┌────────
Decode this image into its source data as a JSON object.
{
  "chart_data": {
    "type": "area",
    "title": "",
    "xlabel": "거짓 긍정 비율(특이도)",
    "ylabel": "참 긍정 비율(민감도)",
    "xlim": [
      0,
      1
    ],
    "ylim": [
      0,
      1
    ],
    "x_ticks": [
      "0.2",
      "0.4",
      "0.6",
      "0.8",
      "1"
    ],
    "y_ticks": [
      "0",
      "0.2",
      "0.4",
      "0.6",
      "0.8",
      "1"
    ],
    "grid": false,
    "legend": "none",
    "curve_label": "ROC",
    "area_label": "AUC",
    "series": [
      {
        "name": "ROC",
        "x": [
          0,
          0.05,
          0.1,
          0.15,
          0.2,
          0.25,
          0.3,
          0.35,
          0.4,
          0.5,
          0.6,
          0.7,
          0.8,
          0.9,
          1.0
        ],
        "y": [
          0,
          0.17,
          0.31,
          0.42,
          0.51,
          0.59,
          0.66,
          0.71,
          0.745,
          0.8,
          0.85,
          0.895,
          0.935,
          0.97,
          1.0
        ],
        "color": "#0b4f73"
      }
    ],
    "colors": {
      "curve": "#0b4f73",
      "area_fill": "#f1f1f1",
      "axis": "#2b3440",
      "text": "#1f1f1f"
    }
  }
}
└────────
◆ Your task ◆
Type the whole listing again, unaltered.

◆ Reply ◆
Decode this image into its source data as a JSON object.
{
  "chart_data": {
    "type": "area",
    "title": "",
    "xlabel": "거짓 긍정 비율(특이도)",
    "ylabel": "참 긍정 비율(민감도)",
    "xlim": [
      0,
      1
    ],
    "ylim": [
      0,
      1
    ],
    "x_ticks": [
      "0.2",
      "0.4",
      "0.6",
      "0.8",
      "1"
    ],
    "y_ticks": [
      "0",
      "0.2",
      "0.4",
      "0.6",
      "0.8",
      "1"
    ],
    "grid": false,
    "legend": "none",
    "curve_label": "ROC",
    "area_label": "AUC",
    "series": [
      {
        "name": "ROC",
        "x": [
          0,
          0.05,
          0.1,
          0.15,
          0.2,
          0.25,
          0.3,
          0.35,
          0.4,
          0.5,
          0.6,
          0.7,
          0.8,
          0.9,
          1.0
        ],
        "y": [
          0,
          0.17,
          0.31,
          0.42,
          0.51,
          0.59,
          0.66,
          0.71,
          0.745,
          0.8,
          0.85,
          0.895,
          0.935,
          0.97,
          1.0
        ],
        "color": "#0b4f73"
      }
    ],
    "colors": {
      "curve": "#0b4f73",
      "area_fill": "#f1f1f1",
      "axis": "#2b3440",
      "text": "#1f1f1f"
    }
  }
}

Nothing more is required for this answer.